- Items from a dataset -
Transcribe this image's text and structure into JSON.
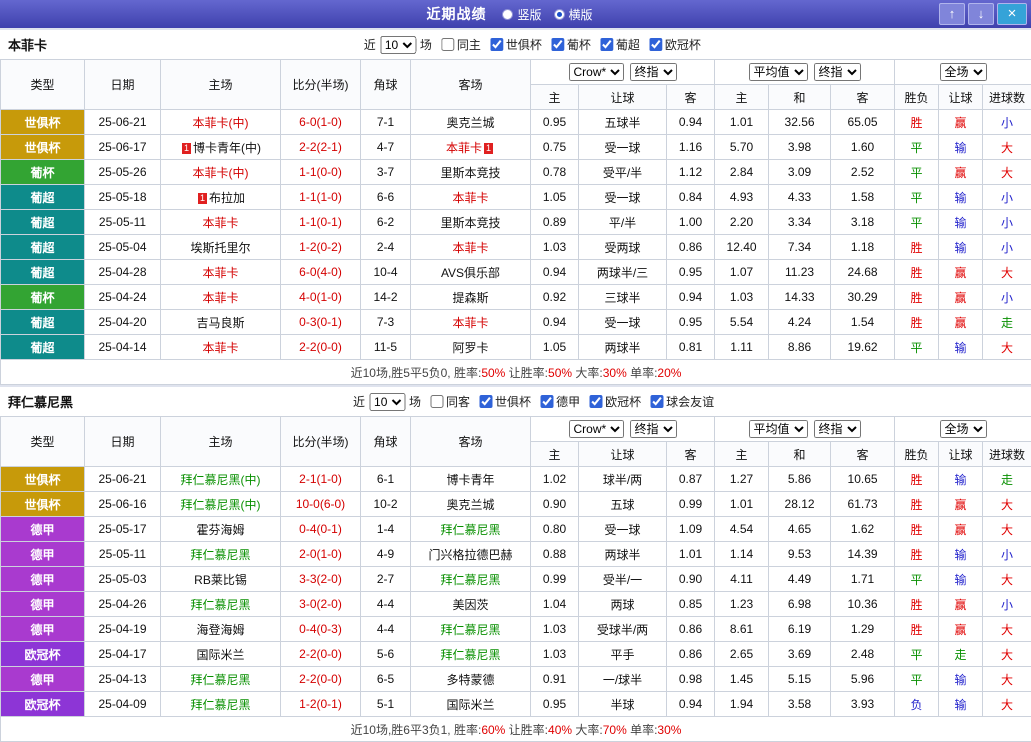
{
  "titlebar": {
    "title": "近期战绩",
    "radios": [
      {
        "label": "竖版",
        "selected": false
      },
      {
        "label": "横版",
        "selected": true
      }
    ],
    "buttons": {
      "up": "↑",
      "down": "↓",
      "close": "×"
    }
  },
  "filter_labels": {
    "near": "近",
    "count": "10",
    "games": "场"
  },
  "selects": {
    "odds_source": "Crow*",
    "odds_final": "终指",
    "avg_source": "平均值",
    "avg_final": "终指",
    "scope": "全场"
  },
  "table_headers": {
    "type": "类型",
    "date": "日期",
    "home": "主场",
    "score": "比分(半场)",
    "corner": "角球",
    "away": "客场",
    "odds_home": "主",
    "odds_handicap": "让球",
    "odds_away": "客",
    "avg_home": "主",
    "avg_draw": "和",
    "avg_away": "客",
    "result_wdl": "胜负",
    "result_handicap": "让球",
    "result_goals": "进球数"
  },
  "colors": {
    "competitions": {
      "世俱杯": "#C79A0A",
      "葡杯": "#33A433",
      "葡超": "#0E8B8B",
      "德甲": "#A93ACF",
      "欧冠杯": "#8D35D6"
    },
    "results": {
      "red": "#E00000",
      "blue": "#2323CC",
      "green": "#089000"
    },
    "score": "#D40000"
  },
  "sections": [
    {
      "team": "本菲卡",
      "team_color": "#D40000",
      "same_option": {
        "label": "同主",
        "checked": false
      },
      "competitions": [
        {
          "label": "世俱杯",
          "checked": true
        },
        {
          "label": "葡杯",
          "checked": true
        },
        {
          "label": "葡超",
          "checked": true
        },
        {
          "label": "欧冠杯",
          "checked": true
        }
      ],
      "rows": [
        {
          "comp": "世俱杯",
          "date": "25-06-21",
          "home": "本菲卡(中)",
          "home_is_team": true,
          "score": "6-0(1-0)",
          "corners": "7-1",
          "away": "奥克兰城",
          "away_is_team": false,
          "odds": [
            "0.95",
            "五球半",
            "0.94"
          ],
          "averages": [
            "1.01",
            "32.56",
            "65.05"
          ],
          "results": [
            {
              "text": "胜",
              "color": "red"
            },
            {
              "text": "赢",
              "color": "red"
            },
            {
              "text": "小",
              "color": "blue"
            }
          ]
        },
        {
          "comp": "世俱杯",
          "date": "25-06-17",
          "home": "博卡青年(中)",
          "home_is_team": false,
          "home_card": "1",
          "score": "2-2(2-1)",
          "corners": "4-7",
          "away": "本菲卡",
          "away_is_team": true,
          "away_card": "1",
          "odds": [
            "0.75",
            "受一球",
            "1.16"
          ],
          "averages": [
            "5.70",
            "3.98",
            "1.60"
          ],
          "results": [
            {
              "text": "平",
              "color": "green"
            },
            {
              "text": "输",
              "color": "blue"
            },
            {
              "text": "大",
              "color": "red"
            }
          ]
        },
        {
          "comp": "葡杯",
          "date": "25-05-26",
          "home": "本菲卡(中)",
          "home_is_team": true,
          "score": "1-1(0-0)",
          "corners": "3-7",
          "away": "里斯本竞技",
          "away_is_team": false,
          "odds": [
            "0.78",
            "受平/半",
            "1.12"
          ],
          "averages": [
            "2.84",
            "3.09",
            "2.52"
          ],
          "results": [
            {
              "text": "平",
              "color": "green"
            },
            {
              "text": "赢",
              "color": "red"
            },
            {
              "text": "大",
              "color": "red"
            }
          ]
        },
        {
          "comp": "葡超",
          "date": "25-05-18",
          "home": "布拉加",
          "home_is_team": false,
          "home_card": "1",
          "score": "1-1(1-0)",
          "corners": "6-6",
          "away": "本菲卡",
          "away_is_team": true,
          "odds": [
            "1.05",
            "受一球",
            "0.84"
          ],
          "averages": [
            "4.93",
            "4.33",
            "1.58"
          ],
          "results": [
            {
              "text": "平",
              "color": "green"
            },
            {
              "text": "输",
              "color": "blue"
            },
            {
              "text": "小",
              "color": "blue"
            }
          ]
        },
        {
          "comp": "葡超",
          "date": "25-05-11",
          "home": "本菲卡",
          "home_is_team": true,
          "score": "1-1(0-1)",
          "corners": "6-2",
          "away": "里斯本竞技",
          "away_is_team": false,
          "odds": [
            "0.89",
            "平/半",
            "1.00"
          ],
          "averages": [
            "2.20",
            "3.34",
            "3.18"
          ],
          "results": [
            {
              "text": "平",
              "color": "green"
            },
            {
              "text": "输",
              "color": "blue"
            },
            {
              "text": "小",
              "color": "blue"
            }
          ]
        },
        {
          "comp": "葡超",
          "date": "25-05-04",
          "home": "埃斯托里尔",
          "home_is_team": false,
          "score": "1-2(0-2)",
          "corners": "2-4",
          "away": "本菲卡",
          "away_is_team": true,
          "odds": [
            "1.03",
            "受两球",
            "0.86"
          ],
          "averages": [
            "12.40",
            "7.34",
            "1.18"
          ],
          "results": [
            {
              "text": "胜",
              "color": "red"
            },
            {
              "text": "输",
              "color": "blue"
            },
            {
              "text": "小",
              "color": "blue"
            }
          ]
        },
        {
          "comp": "葡超",
          "date": "25-04-28",
          "home": "本菲卡",
          "home_is_team": true,
          "score": "6-0(4-0)",
          "corners": "10-4",
          "away": "AVS俱乐部",
          "away_is_team": false,
          "odds": [
            "0.94",
            "两球半/三",
            "0.95"
          ],
          "averages": [
            "1.07",
            "11.23",
            "24.68"
          ],
          "results": [
            {
              "text": "胜",
              "color": "red"
            },
            {
              "text": "赢",
              "color": "red"
            },
            {
              "text": "大",
              "color": "red"
            }
          ]
        },
        {
          "comp": "葡杯",
          "date": "25-04-24",
          "home": "本菲卡",
          "home_is_team": true,
          "score": "4-0(1-0)",
          "corners": "14-2",
          "away": "提森斯",
          "away_is_team": false,
          "odds": [
            "0.92",
            "三球半",
            "0.94"
          ],
          "averages": [
            "1.03",
            "14.33",
            "30.29"
          ],
          "results": [
            {
              "text": "胜",
              "color": "red"
            },
            {
              "text": "赢",
              "color": "red"
            },
            {
              "text": "小",
              "color": "blue"
            }
          ]
        },
        {
          "comp": "葡超",
          "date": "25-04-20",
          "home": "吉马良斯",
          "home_is_team": false,
          "score": "0-3(0-1)",
          "corners": "7-3",
          "away": "本菲卡",
          "away_is_team": true,
          "odds": [
            "0.94",
            "受一球",
            "0.95"
          ],
          "averages": [
            "5.54",
            "4.24",
            "1.54"
          ],
          "results": [
            {
              "text": "胜",
              "color": "red"
            },
            {
              "text": "赢",
              "color": "red"
            },
            {
              "text": "走",
              "color": "green"
            }
          ]
        },
        {
          "comp": "葡超",
          "date": "25-04-14",
          "home": "本菲卡",
          "home_is_team": true,
          "score": "2-2(0-0)",
          "corners": "11-5",
          "away": "阿罗卡",
          "away_is_team": false,
          "odds": [
            "1.05",
            "两球半",
            "0.81"
          ],
          "averages": [
            "1.11",
            "8.86",
            "19.62"
          ],
          "results": [
            {
              "text": "平",
              "color": "green"
            },
            {
              "text": "输",
              "color": "blue"
            },
            {
              "text": "大",
              "color": "red"
            }
          ]
        }
      ],
      "summary": {
        "prefix": "近10场,胜5平5负0,",
        "stats": [
          {
            "label": "胜率:",
            "value": "50%"
          },
          {
            "label": "让胜率:",
            "value": "50%"
          },
          {
            "label": "大率:",
            "value": "30%"
          },
          {
            "label": "单率:",
            "value": "20%"
          }
        ]
      }
    },
    {
      "team": "拜仁慕尼黑",
      "team_color": "#089000",
      "same_option": {
        "label": "同客",
        "checked": false
      },
      "competitions": [
        {
          "label": "世俱杯",
          "checked": true
        },
        {
          "label": "德甲",
          "checked": true
        },
        {
          "label": "欧冠杯",
          "checked": true
        },
        {
          "label": "球会友谊",
          "checked": true
        }
      ],
      "rows": [
        {
          "comp": "世俱杯",
          "date": "25-06-21",
          "home": "拜仁慕尼黑(中)",
          "home_is_team": true,
          "score": "2-1(1-0)",
          "corners": "6-1",
          "away": "博卡青年",
          "away_is_team": false,
          "odds": [
            "1.02",
            "球半/两",
            "0.87"
          ],
          "averages": [
            "1.27",
            "5.86",
            "10.65"
          ],
          "results": [
            {
              "text": "胜",
              "color": "red"
            },
            {
              "text": "输",
              "color": "blue"
            },
            {
              "text": "走",
              "color": "green"
            }
          ]
        },
        {
          "comp": "世俱杯",
          "date": "25-06-16",
          "home": "拜仁慕尼黑(中)",
          "home_is_team": true,
          "score": "10-0(6-0)",
          "corners": "10-2",
          "away": "奥克兰城",
          "away_is_team": false,
          "odds": [
            "0.90",
            "五球",
            "0.99"
          ],
          "averages": [
            "1.01",
            "28.12",
            "61.73"
          ],
          "results": [
            {
              "text": "胜",
              "color": "red"
            },
            {
              "text": "赢",
              "color": "red"
            },
            {
              "text": "大",
              "color": "red"
            }
          ]
        },
        {
          "comp": "德甲",
          "date": "25-05-17",
          "home": "霍芬海姆",
          "home_is_team": false,
          "score": "0-4(0-1)",
          "corners": "1-4",
          "away": "拜仁慕尼黑",
          "away_is_team": true,
          "odds": [
            "0.80",
            "受一球",
            "1.09"
          ],
          "averages": [
            "4.54",
            "4.65",
            "1.62"
          ],
          "results": [
            {
              "text": "胜",
              "color": "red"
            },
            {
              "text": "赢",
              "color": "red"
            },
            {
              "text": "大",
              "color": "red"
            }
          ]
        },
        {
          "comp": "德甲",
          "date": "25-05-11",
          "home": "拜仁慕尼黑",
          "home_is_team": true,
          "score": "2-0(1-0)",
          "corners": "4-9",
          "away": "门兴格拉德巴赫",
          "away_is_team": false,
          "odds": [
            "0.88",
            "两球半",
            "1.01"
          ],
          "averages": [
            "1.14",
            "9.53",
            "14.39"
          ],
          "results": [
            {
              "text": "胜",
              "color": "red"
            },
            {
              "text": "输",
              "color": "blue"
            },
            {
              "text": "小",
              "color": "blue"
            }
          ]
        },
        {
          "comp": "德甲",
          "date": "25-05-03",
          "home": "RB莱比锡",
          "home_is_team": false,
          "score": "3-3(2-0)",
          "corners": "2-7",
          "away": "拜仁慕尼黑",
          "away_is_team": true,
          "odds": [
            "0.99",
            "受半/一",
            "0.90"
          ],
          "averages": [
            "4.11",
            "4.49",
            "1.71"
          ],
          "results": [
            {
              "text": "平",
              "color": "green"
            },
            {
              "text": "输",
              "color": "blue"
            },
            {
              "text": "大",
              "color": "red"
            }
          ]
        },
        {
          "comp": "德甲",
          "date": "25-04-26",
          "home": "拜仁慕尼黑",
          "home_is_team": true,
          "score": "3-0(2-0)",
          "corners": "4-4",
          "away": "美因茨",
          "away_is_team": false,
          "odds": [
            "1.04",
            "两球",
            "0.85"
          ],
          "averages": [
            "1.23",
            "6.98",
            "10.36"
          ],
          "results": [
            {
              "text": "胜",
              "color": "red"
            },
            {
              "text": "赢",
              "color": "red"
            },
            {
              "text": "小",
              "color": "blue"
            }
          ]
        },
        {
          "comp": "德甲",
          "date": "25-04-19",
          "home": "海登海姆",
          "home_is_team": false,
          "score": "0-4(0-3)",
          "corners": "4-4",
          "away": "拜仁慕尼黑",
          "away_is_team": true,
          "odds": [
            "1.03",
            "受球半/两",
            "0.86"
          ],
          "averages": [
            "8.61",
            "6.19",
            "1.29"
          ],
          "results": [
            {
              "text": "胜",
              "color": "red"
            },
            {
              "text": "赢",
              "color": "red"
            },
            {
              "text": "大",
              "color": "red"
            }
          ]
        },
        {
          "comp": "欧冠杯",
          "date": "25-04-17",
          "home": "国际米兰",
          "home_is_team": false,
          "score": "2-2(0-0)",
          "corners": "5-6",
          "away": "拜仁慕尼黑",
          "away_is_team": true,
          "odds": [
            "1.03",
            "平手",
            "0.86"
          ],
          "averages": [
            "2.65",
            "3.69",
            "2.48"
          ],
          "results": [
            {
              "text": "平",
              "color": "green"
            },
            {
              "text": "走",
              "color": "green"
            },
            {
              "text": "大",
              "color": "red"
            }
          ]
        },
        {
          "comp": "德甲",
          "date": "25-04-13",
          "home": "拜仁慕尼黑",
          "home_is_team": true,
          "score": "2-2(0-0)",
          "corners": "6-5",
          "away": "多特蒙德",
          "away_is_team": false,
          "odds": [
            "0.91",
            "一/球半",
            "0.98"
          ],
          "averages": [
            "1.45",
            "5.15",
            "5.96"
          ],
          "results": [
            {
              "text": "平",
              "color": "green"
            },
            {
              "text": "输",
              "color": "blue"
            },
            {
              "text": "大",
              "color": "red"
            }
          ]
        },
        {
          "comp": "欧冠杯",
          "date": "25-04-09",
          "home": "拜仁慕尼黑",
          "home_is_team": true,
          "score": "1-2(0-1)",
          "corners": "5-1",
          "away": "国际米兰",
          "away_is_team": false,
          "odds": [
            "0.95",
            "半球",
            "0.94"
          ],
          "averages": [
            "1.94",
            "3.58",
            "3.93"
          ],
          "results": [
            {
              "text": "负",
              "color": "blue"
            },
            {
              "text": "输",
              "color": "blue"
            },
            {
              "text": "大",
              "color": "red"
            }
          ]
        }
      ],
      "summary": {
        "prefix": "近10场,胜6平3负1,",
        "stats": [
          {
            "label": "胜率:",
            "value": "60%"
          },
          {
            "label": "让胜率:",
            "value": "40%"
          },
          {
            "label": "大率:",
            "value": "70%"
          },
          {
            "label": "单率:",
            "value": "30%"
          }
        ]
      }
    }
  ]
}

- Exercise task -
Track down every line holding the string "prefix" and copy it.

- Written answer -
        "prefix": "近10场,胜5平5负0,",
        "prefix": "近10场,胜6平3负1,",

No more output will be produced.